[Dataset entries]

━━━━━━━━━━━━━━━━━━━━

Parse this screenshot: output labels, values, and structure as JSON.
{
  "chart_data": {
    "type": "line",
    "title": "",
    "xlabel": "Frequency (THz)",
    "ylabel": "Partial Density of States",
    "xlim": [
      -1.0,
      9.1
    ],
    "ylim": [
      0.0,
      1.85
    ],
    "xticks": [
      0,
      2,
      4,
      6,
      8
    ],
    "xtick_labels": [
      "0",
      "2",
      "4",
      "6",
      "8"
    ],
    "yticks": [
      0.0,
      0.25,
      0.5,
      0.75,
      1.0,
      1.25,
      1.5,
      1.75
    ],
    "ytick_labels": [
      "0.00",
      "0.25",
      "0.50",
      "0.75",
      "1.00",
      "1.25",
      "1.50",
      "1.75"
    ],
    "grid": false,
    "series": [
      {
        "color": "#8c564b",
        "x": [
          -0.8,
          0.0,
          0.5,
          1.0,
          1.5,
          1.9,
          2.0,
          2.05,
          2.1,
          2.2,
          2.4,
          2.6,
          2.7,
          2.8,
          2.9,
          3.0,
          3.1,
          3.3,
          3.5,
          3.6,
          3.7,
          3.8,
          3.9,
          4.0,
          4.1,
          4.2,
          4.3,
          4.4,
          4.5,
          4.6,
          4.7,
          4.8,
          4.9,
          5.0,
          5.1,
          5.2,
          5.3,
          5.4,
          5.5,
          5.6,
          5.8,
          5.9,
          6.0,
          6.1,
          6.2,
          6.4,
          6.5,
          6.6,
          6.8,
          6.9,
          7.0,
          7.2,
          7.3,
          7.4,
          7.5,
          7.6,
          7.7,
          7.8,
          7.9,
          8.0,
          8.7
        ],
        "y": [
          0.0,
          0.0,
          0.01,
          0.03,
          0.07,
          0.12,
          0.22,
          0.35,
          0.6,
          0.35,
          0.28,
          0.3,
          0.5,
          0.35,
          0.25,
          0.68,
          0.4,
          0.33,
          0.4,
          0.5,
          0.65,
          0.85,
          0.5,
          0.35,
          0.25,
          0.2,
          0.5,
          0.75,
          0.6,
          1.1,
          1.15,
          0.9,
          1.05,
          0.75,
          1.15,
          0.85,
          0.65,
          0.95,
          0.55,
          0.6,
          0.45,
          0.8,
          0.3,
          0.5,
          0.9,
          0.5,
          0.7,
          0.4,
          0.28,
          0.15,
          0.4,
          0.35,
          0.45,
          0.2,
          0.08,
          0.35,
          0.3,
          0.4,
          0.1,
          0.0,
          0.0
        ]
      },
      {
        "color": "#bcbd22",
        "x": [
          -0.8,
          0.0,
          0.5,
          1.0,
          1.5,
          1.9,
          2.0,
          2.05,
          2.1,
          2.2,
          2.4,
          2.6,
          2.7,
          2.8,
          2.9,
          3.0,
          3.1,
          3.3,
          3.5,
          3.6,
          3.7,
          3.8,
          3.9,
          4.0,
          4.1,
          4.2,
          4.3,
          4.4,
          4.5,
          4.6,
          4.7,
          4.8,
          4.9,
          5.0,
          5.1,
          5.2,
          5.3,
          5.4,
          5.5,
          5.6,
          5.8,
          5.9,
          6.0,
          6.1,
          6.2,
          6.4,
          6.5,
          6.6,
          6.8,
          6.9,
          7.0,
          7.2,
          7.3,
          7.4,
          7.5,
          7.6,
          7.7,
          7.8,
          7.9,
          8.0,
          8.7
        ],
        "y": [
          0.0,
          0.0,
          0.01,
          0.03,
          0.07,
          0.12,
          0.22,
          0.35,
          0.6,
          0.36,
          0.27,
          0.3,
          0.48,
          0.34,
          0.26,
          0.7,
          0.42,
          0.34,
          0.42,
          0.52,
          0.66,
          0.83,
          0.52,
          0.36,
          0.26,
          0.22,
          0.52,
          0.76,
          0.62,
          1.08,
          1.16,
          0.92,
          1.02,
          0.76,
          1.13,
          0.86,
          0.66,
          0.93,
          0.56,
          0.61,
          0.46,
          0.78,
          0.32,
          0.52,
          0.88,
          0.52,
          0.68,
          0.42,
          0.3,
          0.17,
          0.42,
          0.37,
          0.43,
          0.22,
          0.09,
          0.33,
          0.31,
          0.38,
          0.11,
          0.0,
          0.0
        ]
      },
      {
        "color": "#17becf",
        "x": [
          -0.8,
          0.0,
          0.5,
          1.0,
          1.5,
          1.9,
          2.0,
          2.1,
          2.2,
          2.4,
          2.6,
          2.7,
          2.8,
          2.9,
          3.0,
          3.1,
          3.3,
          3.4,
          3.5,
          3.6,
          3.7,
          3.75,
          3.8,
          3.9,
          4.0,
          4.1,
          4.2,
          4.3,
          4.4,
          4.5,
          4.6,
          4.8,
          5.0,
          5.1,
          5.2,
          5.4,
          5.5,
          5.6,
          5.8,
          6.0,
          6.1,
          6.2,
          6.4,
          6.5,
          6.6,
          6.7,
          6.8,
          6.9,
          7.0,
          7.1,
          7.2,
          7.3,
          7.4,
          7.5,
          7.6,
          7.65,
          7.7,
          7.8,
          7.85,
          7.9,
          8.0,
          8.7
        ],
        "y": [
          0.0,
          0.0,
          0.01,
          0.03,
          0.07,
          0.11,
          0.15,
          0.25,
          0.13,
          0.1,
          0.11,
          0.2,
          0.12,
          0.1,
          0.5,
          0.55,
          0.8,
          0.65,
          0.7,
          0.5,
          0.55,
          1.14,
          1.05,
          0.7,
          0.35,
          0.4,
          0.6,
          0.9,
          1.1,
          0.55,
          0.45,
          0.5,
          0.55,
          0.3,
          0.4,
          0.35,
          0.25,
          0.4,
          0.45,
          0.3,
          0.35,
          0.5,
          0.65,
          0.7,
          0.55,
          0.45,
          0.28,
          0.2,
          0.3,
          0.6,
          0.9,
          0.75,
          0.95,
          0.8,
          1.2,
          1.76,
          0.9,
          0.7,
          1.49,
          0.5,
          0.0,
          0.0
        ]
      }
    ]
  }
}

━━━━━━━━━━━━━━━━━━━━

### SHORT TASK
Print the whole listing exactly as it is.

### SOLUTION BELOW
Parse this screenshot: output labels, values, and structure as JSON.
{
  "chart_data": {
    "type": "line",
    "title": "",
    "xlabel": "Frequency (THz)",
    "ylabel": "Partial Density of States",
    "xlim": [
      -1.0,
      9.1
    ],
    "ylim": [
      0.0,
      1.85
    ],
    "xticks": [
      0,
      2,
      4,
      6,
      8
    ],
    "xtick_labels": [
      "0",
      "2",
      "4",
      "6",
      "8"
    ],
    "yticks": [
      0.0,
      0.25,
      0.5,
      0.75,
      1.0,
      1.25,
      1.5,
      1.75
    ],
    "ytick_labels": [
      "0.00",
      "0.25",
      "0.50",
      "0.75",
      "1.00",
      "1.25",
      "1.50",
      "1.75"
    ],
    "grid": false,
    "series": [
      {
        "color": "#8c564b",
        "x": [
          -0.8,
          0.0,
          0.5,
          1.0,
          1.5,
          1.9,
          2.0,
          2.05,
          2.1,
          2.2,
          2.4,
          2.6,
          2.7,
          2.8,
          2.9,
          3.0,
          3.1,
          3.3,
          3.5,
          3.6,
          3.7,
          3.8,
          3.9,
          4.0,
          4.1,
          4.2,
          4.3,
          4.4,
          4.5,
          4.6,
          4.7,
          4.8,
          4.9,
          5.0,
          5.1,
          5.2,
          5.3,
          5.4,
          5.5,
          5.6,
          5.8,
          5.9,
          6.0,
          6.1,
          6.2,
          6.4,
          6.5,
          6.6,
          6.8,
          6.9,
          7.0,
          7.2,
          7.3,
          7.4,
          7.5,
          7.6,
          7.7,
          7.8,
          7.9,
          8.0,
          8.7
        ],
        "y": [
          0.0,
          0.0,
          0.01,
          0.03,
          0.07,
          0.12,
          0.22,
          0.35,
          0.6,
          0.35,
          0.28,
          0.3,
          0.5,
          0.35,
          0.25,
          0.68,
          0.4,
          0.33,
          0.4,
          0.5,
          0.65,
          0.85,
          0.5,
          0.35,
          0.25,
          0.2,
          0.5,
          0.75,
          0.6,
          1.1,
          1.15,
          0.9,
          1.05,
          0.75,
          1.15,
          0.85,
          0.65,
          0.95,
          0.55,
          0.6,
          0.45,
          0.8,
          0.3,
          0.5,
          0.9,
          0.5,
          0.7,
          0.4,
          0.28,
          0.15,
          0.4,
          0.35,
          0.45,
          0.2,
          0.08,
          0.35,
          0.3,
          0.4,
          0.1,
          0.0,
          0.0
        ]
      },
      {
        "color": "#bcbd22",
        "x": [
          -0.8,
          0.0,
          0.5,
          1.0,
          1.5,
          1.9,
          2.0,
          2.05,
          2.1,
          2.2,
          2.4,
          2.6,
          2.7,
          2.8,
          2.9,
          3.0,
          3.1,
          3.3,
          3.5,
          3.6,
          3.7,
          3.8,
          3.9,
          4.0,
          4.1,
          4.2,
          4.3,
          4.4,
          4.5,
          4.6,
          4.7,
          4.8,
          4.9,
          5.0,
          5.1,
          5.2,
          5.3,
          5.4,
          5.5,
          5.6,
          5.8,
          5.9,
          6.0,
          6.1,
          6.2,
          6.4,
          6.5,
          6.6,
          6.8,
          6.9,
          7.0,
          7.2,
          7.3,
          7.4,
          7.5,
          7.6,
          7.7,
          7.8,
          7.9,
          8.0,
          8.7
        ],
        "y": [
          0.0,
          0.0,
          0.01,
          0.03,
          0.07,
          0.12,
          0.22,
          0.35,
          0.6,
          0.36,
          0.27,
          0.3,
          0.48,
          0.34,
          0.26,
          0.7,
          0.42,
          0.34,
          0.42,
          0.52,
          0.66,
          0.83,
          0.52,
          0.36,
          0.26,
          0.22,
          0.52,
          0.76,
          0.62,
          1.08,
          1.16,
          0.92,
          1.02,
          0.76,
          1.13,
          0.86,
          0.66,
          0.93,
          0.56,
          0.61,
          0.46,
          0.78,
          0.32,
          0.52,
          0.88,
          0.52,
          0.68,
          0.42,
          0.3,
          0.17,
          0.42,
          0.37,
          0.43,
          0.22,
          0.09,
          0.33,
          0.31,
          0.38,
          0.11,
          0.0,
          0.0
        ]
      },
      {
        "color": "#17becf",
        "x": [
          -0.8,
          0.0,
          0.5,
          1.0,
          1.5,
          1.9,
          2.0,
          2.1,
          2.2,
          2.4,
          2.6,
          2.7,
          2.8,
          2.9,
          3.0,
          3.1,
          3.3,
          3.4,
          3.5,
          3.6,
          3.7,
          3.75,
          3.8,
          3.9,
          4.0,
          4.1,
          4.2,
          4.3,
          4.4,
          4.5,
          4.6,
          4.8,
          5.0,
          5.1,
          5.2,
          5.4,
          5.5,
          5.6,
          5.8,
          6.0,
          6.1,
          6.2,
          6.4,
          6.5,
          6.6,
          6.7,
          6.8,
          6.9,
          7.0,
          7.1,
          7.2,
          7.3,
          7.4,
          7.5,
          7.6,
          7.65,
          7.7,
          7.8,
          7.85,
          7.9,
          8.0,
          8.7
        ],
        "y": [
          0.0,
          0.0,
          0.01,
          0.03,
          0.07,
          0.11,
          0.15,
          0.25,
          0.13,
          0.1,
          0.11,
          0.2,
          0.12,
          0.1,
          0.5,
          0.55,
          0.8,
          0.65,
          0.7,
          0.5,
          0.55,
          1.14,
          1.05,
          0.7,
          0.35,
          0.4,
          0.6,
          0.9,
          1.1,
          0.55,
          0.45,
          0.5,
          0.55,
          0.3,
          0.4,
          0.35,
          0.25,
          0.4,
          0.45,
          0.3,
          0.35,
          0.5,
          0.65,
          0.7,
          0.55,
          0.45,
          0.28,
          0.2,
          0.3,
          0.6,
          0.9,
          0.75,
          0.95,
          0.8,
          1.2,
          1.76,
          0.9,
          0.7,
          1.49,
          0.5,
          0.0,
          0.0
        ]
      }
    ]
  }
}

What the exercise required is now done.